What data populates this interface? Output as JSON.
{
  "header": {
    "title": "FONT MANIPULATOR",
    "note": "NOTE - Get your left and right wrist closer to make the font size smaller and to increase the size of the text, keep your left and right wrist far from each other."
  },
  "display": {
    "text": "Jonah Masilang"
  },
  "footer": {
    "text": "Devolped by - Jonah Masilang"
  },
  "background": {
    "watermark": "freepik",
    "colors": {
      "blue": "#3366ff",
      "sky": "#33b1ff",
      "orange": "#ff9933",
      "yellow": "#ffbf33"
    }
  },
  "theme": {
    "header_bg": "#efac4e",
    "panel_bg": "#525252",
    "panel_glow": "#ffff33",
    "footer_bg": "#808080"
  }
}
--------------------------------------------------
- **GOAL**
In the records above, tally the lines where the word "Masilang" appears, and give the number and nothing else.

- **RESULT OF THIS TASK**
2